Search the records below for the word "Preise" and show every line where it occurs.

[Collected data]
** start **

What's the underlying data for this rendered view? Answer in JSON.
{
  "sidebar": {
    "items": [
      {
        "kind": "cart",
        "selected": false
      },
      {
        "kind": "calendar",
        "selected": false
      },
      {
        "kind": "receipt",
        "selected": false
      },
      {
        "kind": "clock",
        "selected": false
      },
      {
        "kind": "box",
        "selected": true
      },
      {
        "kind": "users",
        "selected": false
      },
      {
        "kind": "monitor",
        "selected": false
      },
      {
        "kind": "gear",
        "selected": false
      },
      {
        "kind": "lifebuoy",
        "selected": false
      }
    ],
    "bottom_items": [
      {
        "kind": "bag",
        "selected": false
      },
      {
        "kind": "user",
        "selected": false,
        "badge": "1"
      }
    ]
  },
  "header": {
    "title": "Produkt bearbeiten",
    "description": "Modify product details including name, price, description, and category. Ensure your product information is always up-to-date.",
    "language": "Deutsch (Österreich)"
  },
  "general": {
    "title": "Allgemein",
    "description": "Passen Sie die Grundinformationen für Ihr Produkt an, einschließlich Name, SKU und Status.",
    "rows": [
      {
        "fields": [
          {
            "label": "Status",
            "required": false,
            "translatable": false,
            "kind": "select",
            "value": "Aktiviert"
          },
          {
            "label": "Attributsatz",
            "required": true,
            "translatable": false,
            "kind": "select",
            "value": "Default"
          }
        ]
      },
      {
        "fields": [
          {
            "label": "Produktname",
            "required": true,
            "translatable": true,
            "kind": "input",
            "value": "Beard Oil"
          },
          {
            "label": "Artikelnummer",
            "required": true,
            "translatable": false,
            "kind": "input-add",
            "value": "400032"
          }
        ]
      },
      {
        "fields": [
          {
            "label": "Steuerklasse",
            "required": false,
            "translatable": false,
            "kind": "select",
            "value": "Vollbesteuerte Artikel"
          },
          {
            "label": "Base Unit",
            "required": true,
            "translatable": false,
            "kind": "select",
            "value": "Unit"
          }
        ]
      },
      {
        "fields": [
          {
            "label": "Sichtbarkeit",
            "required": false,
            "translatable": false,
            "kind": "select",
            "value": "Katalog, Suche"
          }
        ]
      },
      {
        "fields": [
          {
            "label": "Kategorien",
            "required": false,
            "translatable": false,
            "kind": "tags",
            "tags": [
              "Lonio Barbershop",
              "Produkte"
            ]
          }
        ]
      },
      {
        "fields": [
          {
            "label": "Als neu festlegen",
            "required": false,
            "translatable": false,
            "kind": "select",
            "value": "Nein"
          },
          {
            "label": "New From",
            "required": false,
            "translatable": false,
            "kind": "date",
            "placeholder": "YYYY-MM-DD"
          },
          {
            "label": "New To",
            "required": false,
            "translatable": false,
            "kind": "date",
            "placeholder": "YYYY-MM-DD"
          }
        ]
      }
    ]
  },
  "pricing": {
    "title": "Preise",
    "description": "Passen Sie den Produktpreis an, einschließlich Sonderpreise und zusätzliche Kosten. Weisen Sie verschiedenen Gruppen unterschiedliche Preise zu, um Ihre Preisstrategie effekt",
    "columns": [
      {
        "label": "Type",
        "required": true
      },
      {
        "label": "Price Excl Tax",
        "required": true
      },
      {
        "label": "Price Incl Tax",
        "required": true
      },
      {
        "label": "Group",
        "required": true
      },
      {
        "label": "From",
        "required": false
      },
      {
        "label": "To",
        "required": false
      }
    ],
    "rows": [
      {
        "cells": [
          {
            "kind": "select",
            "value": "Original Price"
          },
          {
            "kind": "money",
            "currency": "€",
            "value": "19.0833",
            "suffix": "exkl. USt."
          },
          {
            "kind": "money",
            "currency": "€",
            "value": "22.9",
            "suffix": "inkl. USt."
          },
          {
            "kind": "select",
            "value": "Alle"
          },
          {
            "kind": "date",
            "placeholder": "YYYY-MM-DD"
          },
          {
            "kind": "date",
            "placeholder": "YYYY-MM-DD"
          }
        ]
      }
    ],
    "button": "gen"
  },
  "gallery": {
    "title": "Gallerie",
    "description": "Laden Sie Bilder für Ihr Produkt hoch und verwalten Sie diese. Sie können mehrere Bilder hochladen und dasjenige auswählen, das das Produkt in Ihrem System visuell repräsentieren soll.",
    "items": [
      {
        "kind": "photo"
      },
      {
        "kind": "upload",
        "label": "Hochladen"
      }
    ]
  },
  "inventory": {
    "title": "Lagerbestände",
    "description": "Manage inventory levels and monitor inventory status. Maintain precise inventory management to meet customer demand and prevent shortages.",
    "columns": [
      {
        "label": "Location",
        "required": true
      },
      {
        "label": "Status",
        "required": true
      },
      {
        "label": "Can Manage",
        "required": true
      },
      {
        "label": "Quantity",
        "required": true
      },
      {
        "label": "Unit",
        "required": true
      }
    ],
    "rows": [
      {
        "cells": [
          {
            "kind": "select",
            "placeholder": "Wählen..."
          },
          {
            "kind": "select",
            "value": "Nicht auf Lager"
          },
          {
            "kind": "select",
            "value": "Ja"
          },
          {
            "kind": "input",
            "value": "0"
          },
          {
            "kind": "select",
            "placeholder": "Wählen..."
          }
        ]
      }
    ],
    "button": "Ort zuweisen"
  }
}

** end **

> Response
    "title": "Preise",
    "description": "Passen Sie den Produktpreis an, einschließlich Sonderpreise und zusätzliche Kosten. Weisen Sie verschiedenen Gruppen unterschiedliche Preise zu, um Ihre Preisstrategie effekt",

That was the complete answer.